• [What to work on]:
Find the lines that include the string "JSON" and report how many there are. Give no other text.
* START *
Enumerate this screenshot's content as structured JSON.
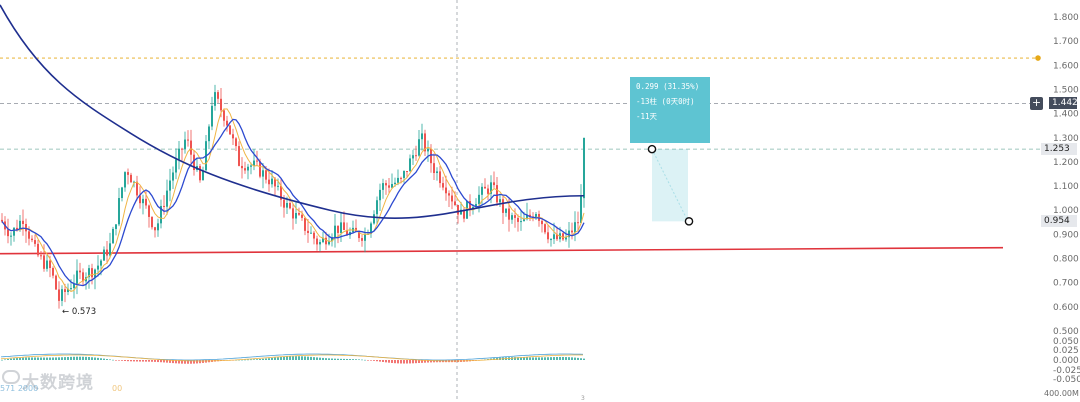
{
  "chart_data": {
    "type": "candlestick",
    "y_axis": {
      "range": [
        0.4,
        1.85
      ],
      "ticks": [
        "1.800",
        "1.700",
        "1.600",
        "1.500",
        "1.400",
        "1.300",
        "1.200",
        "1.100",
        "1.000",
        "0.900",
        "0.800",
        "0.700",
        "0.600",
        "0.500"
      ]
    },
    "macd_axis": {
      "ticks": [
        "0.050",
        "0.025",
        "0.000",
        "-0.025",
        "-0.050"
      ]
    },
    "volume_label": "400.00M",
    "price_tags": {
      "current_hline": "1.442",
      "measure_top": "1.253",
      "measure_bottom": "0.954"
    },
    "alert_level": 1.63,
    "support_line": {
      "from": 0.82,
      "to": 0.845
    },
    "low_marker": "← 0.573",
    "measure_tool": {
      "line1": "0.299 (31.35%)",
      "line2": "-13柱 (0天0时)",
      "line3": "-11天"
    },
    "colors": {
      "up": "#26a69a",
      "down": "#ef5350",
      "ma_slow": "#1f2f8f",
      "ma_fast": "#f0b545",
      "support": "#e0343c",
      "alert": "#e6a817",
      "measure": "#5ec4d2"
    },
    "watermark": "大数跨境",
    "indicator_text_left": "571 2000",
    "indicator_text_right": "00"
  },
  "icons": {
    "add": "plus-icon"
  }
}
* END *
* START *
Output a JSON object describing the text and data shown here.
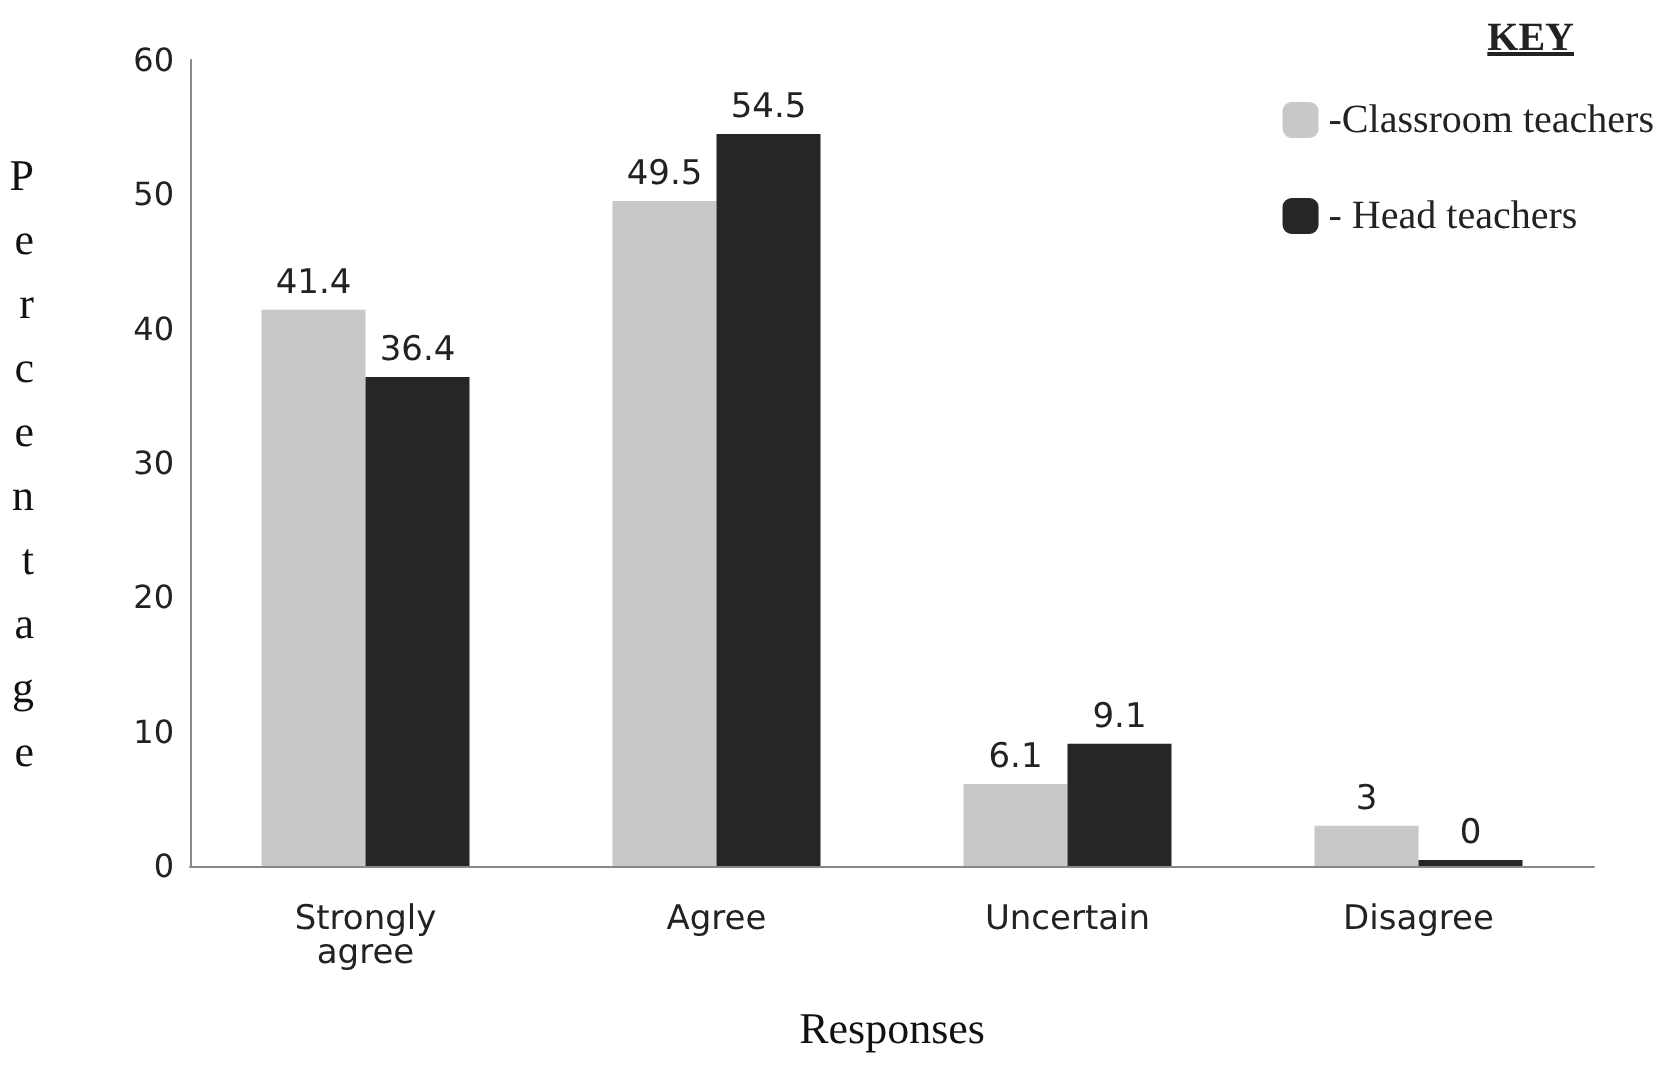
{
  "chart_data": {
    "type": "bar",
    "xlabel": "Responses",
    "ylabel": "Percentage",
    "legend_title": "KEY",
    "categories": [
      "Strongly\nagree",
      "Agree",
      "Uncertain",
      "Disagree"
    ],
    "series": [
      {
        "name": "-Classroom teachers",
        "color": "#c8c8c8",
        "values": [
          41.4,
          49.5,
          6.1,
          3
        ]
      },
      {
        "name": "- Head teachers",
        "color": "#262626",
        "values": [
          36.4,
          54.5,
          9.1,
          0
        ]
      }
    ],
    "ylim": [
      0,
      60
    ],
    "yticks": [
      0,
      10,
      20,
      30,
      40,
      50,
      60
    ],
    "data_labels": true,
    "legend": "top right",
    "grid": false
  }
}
* END *
* START *
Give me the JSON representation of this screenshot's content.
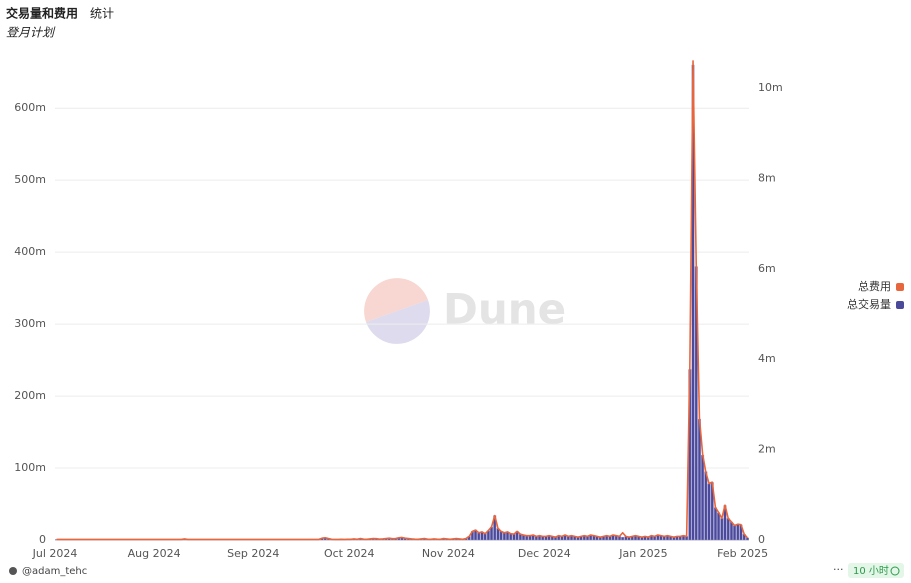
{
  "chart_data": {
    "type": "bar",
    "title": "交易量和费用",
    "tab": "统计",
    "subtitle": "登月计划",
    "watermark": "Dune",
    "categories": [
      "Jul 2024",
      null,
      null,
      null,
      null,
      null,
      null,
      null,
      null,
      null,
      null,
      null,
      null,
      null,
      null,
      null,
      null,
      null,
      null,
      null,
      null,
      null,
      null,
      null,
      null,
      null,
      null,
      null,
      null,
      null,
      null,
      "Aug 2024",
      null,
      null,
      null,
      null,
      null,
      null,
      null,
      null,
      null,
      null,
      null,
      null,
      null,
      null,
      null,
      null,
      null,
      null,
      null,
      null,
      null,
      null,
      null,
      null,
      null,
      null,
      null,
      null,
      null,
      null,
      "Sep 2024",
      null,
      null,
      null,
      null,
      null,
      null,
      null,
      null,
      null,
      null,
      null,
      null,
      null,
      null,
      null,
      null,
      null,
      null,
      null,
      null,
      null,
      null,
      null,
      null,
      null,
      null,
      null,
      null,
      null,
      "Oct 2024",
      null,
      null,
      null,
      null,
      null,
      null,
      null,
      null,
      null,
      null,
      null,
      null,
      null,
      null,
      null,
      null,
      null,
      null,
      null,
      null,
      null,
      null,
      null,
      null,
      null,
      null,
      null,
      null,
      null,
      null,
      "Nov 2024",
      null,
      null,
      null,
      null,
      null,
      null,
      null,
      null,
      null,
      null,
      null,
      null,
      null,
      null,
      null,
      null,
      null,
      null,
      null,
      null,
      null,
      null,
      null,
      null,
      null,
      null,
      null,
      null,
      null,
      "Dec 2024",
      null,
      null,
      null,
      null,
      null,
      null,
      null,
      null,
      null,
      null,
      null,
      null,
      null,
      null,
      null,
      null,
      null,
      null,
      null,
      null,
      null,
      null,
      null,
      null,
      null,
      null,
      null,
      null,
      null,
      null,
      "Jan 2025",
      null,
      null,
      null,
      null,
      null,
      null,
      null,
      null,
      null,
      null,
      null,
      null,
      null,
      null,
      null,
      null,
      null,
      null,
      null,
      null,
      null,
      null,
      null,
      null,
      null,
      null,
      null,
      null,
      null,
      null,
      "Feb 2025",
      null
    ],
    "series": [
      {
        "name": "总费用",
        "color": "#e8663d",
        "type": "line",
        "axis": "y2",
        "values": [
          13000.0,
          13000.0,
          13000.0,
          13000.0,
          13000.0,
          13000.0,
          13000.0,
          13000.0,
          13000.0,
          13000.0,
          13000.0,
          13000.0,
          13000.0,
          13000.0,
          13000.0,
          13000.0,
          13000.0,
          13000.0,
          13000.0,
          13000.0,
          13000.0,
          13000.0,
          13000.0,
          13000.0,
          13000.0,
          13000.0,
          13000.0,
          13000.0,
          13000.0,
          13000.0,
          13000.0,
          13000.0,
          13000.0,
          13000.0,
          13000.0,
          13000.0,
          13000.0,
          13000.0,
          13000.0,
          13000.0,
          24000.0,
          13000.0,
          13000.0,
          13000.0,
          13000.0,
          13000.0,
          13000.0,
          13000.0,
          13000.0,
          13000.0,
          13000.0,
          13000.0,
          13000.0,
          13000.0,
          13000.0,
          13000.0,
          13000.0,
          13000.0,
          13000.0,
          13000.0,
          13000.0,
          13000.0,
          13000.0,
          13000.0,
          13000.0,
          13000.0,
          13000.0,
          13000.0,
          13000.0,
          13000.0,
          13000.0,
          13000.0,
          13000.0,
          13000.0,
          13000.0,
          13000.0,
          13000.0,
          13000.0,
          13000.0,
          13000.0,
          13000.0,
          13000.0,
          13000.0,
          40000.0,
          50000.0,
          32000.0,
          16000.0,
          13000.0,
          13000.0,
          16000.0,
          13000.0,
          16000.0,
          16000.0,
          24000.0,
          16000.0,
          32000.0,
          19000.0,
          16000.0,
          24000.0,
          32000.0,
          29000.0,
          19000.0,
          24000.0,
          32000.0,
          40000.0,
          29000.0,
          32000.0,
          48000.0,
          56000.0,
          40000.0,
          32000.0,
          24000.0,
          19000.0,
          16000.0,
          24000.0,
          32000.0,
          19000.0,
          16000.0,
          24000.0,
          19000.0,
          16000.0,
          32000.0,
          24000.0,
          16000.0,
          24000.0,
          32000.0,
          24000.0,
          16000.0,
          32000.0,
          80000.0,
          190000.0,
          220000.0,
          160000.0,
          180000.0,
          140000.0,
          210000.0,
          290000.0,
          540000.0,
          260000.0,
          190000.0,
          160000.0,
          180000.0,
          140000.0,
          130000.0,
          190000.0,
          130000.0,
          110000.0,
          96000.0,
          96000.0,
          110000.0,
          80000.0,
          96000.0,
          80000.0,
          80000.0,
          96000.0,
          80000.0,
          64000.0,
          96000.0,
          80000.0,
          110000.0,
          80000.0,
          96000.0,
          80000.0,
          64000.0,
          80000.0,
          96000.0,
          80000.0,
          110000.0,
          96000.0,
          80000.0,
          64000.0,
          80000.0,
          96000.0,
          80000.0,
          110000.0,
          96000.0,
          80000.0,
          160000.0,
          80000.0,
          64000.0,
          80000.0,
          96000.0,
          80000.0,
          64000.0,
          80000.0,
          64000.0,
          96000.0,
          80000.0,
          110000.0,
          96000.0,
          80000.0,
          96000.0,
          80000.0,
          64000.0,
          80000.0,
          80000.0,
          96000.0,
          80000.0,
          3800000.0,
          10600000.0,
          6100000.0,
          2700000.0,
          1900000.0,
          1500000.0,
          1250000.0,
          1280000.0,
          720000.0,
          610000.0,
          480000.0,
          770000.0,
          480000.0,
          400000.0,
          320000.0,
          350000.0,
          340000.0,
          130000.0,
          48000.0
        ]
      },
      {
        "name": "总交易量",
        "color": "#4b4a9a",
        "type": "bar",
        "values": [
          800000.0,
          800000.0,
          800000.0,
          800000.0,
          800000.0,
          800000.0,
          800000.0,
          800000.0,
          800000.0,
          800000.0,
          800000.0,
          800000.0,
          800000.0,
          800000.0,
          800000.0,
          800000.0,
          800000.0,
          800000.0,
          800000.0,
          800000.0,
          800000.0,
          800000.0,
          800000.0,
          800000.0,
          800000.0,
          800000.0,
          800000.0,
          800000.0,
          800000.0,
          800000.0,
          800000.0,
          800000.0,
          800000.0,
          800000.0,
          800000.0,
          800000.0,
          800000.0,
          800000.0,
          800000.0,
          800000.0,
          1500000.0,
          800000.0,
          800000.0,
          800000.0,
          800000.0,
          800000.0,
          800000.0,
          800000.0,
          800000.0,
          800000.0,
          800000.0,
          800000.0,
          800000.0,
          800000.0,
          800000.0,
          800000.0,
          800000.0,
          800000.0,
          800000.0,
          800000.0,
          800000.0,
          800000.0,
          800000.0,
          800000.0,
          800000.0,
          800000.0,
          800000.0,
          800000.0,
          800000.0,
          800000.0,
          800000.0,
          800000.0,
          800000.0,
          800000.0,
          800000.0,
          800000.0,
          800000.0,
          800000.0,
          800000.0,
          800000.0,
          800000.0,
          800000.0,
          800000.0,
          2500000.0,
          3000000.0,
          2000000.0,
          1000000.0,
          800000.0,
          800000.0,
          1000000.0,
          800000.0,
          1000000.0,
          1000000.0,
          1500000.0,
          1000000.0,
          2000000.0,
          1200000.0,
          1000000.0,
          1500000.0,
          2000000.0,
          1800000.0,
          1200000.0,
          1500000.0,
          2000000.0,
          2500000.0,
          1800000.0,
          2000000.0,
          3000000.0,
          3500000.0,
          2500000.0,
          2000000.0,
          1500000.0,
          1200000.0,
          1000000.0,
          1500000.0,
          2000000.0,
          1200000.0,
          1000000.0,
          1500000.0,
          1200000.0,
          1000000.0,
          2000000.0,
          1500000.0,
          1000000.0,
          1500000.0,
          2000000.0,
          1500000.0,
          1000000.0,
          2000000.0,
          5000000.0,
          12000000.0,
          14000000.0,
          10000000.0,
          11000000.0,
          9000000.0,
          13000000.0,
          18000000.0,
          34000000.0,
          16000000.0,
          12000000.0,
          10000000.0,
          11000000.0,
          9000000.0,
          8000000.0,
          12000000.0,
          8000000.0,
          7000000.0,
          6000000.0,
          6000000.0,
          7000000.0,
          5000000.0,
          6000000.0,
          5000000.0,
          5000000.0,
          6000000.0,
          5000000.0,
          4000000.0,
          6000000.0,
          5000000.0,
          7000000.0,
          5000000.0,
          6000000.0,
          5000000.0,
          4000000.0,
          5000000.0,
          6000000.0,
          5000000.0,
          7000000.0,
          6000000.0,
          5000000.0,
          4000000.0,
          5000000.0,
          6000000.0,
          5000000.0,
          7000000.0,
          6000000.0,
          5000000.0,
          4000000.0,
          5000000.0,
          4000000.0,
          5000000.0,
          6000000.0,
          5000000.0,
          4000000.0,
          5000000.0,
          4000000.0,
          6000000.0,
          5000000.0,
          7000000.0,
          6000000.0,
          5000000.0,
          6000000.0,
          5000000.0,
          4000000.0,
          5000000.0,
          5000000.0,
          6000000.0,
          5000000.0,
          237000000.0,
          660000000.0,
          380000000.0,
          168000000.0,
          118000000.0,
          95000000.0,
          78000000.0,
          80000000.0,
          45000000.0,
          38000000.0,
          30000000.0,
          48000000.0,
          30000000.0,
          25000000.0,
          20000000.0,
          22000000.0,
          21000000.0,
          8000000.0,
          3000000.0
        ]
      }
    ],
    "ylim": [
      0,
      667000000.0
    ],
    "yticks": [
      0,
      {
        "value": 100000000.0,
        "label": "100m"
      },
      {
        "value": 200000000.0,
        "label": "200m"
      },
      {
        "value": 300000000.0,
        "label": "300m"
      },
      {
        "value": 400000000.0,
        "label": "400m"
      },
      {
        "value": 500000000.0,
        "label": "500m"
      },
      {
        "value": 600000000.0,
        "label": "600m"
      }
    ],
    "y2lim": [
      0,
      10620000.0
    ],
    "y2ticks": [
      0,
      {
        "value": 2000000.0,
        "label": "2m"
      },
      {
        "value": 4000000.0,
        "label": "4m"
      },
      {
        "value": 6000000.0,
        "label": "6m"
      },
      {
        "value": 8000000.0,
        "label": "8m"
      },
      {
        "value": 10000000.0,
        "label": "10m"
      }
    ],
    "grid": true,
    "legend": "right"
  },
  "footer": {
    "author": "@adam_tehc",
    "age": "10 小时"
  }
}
* END *
• [Full response]:
3